§ Your objective
In the records below, find the line containing "Output a JSON"; copy exactly that line and all lines after it to the end, and nothing else.

[Stored dataset items]

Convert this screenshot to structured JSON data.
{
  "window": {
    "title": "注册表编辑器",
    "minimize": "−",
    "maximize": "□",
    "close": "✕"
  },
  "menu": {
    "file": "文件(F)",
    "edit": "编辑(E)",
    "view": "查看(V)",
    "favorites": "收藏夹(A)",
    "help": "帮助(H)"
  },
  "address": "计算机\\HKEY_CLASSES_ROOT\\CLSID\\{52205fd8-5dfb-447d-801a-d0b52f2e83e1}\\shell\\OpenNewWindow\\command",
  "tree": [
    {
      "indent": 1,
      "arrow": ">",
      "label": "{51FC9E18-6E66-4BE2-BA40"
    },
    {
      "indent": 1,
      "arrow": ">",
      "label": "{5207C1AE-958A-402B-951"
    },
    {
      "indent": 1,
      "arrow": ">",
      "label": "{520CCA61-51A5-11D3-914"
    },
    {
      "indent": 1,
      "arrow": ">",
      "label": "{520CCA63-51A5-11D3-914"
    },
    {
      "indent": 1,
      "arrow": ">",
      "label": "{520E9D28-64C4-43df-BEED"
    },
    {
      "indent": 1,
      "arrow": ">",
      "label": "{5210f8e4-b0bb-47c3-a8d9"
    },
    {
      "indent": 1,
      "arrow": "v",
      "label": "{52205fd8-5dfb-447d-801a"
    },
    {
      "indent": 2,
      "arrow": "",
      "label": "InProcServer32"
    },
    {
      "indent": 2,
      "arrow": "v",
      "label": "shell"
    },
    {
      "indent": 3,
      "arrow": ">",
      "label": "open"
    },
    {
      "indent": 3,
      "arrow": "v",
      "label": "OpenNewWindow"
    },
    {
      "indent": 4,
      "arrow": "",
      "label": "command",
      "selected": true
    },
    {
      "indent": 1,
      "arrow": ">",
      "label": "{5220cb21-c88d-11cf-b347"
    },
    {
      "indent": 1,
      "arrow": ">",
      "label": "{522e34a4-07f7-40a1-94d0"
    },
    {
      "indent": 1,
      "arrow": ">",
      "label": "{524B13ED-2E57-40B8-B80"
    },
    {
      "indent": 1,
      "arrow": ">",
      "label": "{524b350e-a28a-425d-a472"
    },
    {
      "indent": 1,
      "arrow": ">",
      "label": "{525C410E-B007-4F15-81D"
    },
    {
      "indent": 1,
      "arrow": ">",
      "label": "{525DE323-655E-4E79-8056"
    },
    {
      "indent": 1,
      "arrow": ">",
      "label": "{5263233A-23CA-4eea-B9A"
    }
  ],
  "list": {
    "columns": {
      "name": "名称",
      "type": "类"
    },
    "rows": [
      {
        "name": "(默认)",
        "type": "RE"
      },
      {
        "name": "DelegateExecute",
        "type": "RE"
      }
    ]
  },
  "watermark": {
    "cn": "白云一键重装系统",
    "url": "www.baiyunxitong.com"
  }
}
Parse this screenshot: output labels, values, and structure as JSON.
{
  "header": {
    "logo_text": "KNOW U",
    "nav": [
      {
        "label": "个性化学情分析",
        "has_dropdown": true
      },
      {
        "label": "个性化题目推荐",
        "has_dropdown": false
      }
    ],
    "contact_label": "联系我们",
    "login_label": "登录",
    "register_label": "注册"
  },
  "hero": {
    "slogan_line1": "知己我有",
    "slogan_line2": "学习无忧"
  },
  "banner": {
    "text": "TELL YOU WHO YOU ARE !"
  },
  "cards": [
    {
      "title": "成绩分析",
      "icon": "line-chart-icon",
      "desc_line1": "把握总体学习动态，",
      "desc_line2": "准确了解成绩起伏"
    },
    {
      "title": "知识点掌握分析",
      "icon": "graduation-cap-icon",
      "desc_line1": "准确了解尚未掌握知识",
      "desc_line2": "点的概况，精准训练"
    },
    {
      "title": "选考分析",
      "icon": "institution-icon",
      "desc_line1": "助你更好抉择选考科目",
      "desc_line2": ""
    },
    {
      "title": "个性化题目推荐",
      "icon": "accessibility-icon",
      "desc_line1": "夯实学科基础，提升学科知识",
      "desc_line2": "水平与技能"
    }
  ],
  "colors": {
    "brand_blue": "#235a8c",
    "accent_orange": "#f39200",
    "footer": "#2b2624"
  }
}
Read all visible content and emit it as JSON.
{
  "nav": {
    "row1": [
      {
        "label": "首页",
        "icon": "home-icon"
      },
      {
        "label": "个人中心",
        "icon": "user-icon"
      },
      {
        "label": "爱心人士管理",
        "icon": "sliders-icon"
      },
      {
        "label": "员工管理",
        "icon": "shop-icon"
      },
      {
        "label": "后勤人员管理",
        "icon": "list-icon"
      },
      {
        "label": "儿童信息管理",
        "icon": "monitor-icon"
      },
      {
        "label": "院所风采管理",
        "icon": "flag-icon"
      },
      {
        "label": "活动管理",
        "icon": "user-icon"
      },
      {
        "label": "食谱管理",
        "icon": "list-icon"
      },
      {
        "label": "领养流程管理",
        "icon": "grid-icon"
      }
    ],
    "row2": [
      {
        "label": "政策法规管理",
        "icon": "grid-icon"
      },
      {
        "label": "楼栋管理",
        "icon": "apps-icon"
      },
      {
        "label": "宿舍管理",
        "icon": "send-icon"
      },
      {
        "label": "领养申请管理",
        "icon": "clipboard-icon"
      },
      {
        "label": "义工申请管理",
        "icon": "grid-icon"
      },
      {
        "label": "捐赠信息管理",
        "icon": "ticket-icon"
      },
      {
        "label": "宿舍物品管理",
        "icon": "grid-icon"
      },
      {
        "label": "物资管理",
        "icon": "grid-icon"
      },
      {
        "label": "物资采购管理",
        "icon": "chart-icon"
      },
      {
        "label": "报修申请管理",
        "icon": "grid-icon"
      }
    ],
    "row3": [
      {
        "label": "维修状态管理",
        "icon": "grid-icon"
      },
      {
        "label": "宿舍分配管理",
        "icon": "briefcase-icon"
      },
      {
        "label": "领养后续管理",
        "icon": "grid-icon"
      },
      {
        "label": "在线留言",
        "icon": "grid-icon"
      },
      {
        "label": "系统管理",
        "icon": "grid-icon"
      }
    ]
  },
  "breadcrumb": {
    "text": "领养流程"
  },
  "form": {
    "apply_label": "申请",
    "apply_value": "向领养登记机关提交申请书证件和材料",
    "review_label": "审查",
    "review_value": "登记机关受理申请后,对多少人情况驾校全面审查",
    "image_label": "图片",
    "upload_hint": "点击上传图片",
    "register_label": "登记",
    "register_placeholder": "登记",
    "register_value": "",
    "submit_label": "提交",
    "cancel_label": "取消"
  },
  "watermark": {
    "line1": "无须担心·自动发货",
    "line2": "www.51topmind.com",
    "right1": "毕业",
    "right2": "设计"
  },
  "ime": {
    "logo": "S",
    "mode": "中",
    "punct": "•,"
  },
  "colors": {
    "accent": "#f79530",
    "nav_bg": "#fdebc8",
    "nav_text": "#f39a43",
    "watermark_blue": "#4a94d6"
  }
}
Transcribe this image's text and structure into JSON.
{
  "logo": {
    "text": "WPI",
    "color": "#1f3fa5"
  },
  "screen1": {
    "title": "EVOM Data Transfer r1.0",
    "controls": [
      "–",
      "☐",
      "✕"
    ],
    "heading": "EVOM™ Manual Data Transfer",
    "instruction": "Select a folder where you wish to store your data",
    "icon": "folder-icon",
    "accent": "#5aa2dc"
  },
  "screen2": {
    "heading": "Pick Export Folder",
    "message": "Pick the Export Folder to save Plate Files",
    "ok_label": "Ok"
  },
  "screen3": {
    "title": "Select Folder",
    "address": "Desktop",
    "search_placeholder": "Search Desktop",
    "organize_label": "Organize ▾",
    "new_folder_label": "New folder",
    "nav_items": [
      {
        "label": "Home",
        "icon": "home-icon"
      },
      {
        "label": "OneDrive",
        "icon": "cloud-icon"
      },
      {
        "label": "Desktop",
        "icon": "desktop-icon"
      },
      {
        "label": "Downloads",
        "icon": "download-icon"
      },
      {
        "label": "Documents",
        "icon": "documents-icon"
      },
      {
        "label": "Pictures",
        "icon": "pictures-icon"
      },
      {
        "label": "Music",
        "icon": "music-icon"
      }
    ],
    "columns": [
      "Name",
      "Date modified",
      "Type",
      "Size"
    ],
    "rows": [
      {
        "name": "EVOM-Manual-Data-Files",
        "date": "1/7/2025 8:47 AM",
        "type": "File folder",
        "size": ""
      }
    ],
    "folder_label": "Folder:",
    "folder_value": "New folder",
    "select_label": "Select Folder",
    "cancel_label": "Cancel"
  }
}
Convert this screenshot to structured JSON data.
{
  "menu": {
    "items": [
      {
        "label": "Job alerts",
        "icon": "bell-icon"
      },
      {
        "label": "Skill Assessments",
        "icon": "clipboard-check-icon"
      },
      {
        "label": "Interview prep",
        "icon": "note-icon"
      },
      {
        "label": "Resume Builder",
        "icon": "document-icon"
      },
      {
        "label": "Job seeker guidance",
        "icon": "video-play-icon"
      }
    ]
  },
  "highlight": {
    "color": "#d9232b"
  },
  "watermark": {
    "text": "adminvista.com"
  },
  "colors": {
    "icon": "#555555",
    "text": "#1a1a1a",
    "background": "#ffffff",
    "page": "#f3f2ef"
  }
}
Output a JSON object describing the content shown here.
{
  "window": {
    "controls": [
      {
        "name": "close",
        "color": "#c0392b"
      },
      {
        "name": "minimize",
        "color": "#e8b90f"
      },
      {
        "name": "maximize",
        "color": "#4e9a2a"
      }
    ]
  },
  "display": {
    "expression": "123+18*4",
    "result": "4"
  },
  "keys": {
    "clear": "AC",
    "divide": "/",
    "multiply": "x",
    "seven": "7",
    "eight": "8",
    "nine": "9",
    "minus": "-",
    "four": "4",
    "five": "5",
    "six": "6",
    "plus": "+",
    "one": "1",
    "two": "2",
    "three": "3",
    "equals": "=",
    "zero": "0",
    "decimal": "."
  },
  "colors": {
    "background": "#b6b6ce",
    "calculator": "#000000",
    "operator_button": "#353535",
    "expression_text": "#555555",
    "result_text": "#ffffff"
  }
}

§ Problem solution
Output a JSON object describing the content shown here.
{
  "window": {
    "controls": [
      {
        "name": "close",
        "color": "#c0392b"
      },
      {
        "name": "minimize",
        "color": "#e8b90f"
      },
      {
        "name": "maximize",
        "color": "#4e9a2a"
      }
    ]
  },
  "display": {
    "expression": "123+18*4",
    "result": "4"
  },
  "keys": {
    "clear": "AC",
    "divide": "/",
    "multiply": "x",
    "seven": "7",
    "eight": "8",
    "nine": "9",
    "minus": "-",
    "four": "4",
    "five": "5",
    "six": "6",
    "plus": "+",
    "one": "1",
    "two": "2",
    "three": "3",
    "equals": "=",
    "zero": "0",
    "decimal": "."
  },
  "colors": {
    "background": "#b6b6ce",
    "calculator": "#000000",
    "operator_button": "#353535",
    "expression_text": "#555555",
    "result_text": "#ffffff"
  }
}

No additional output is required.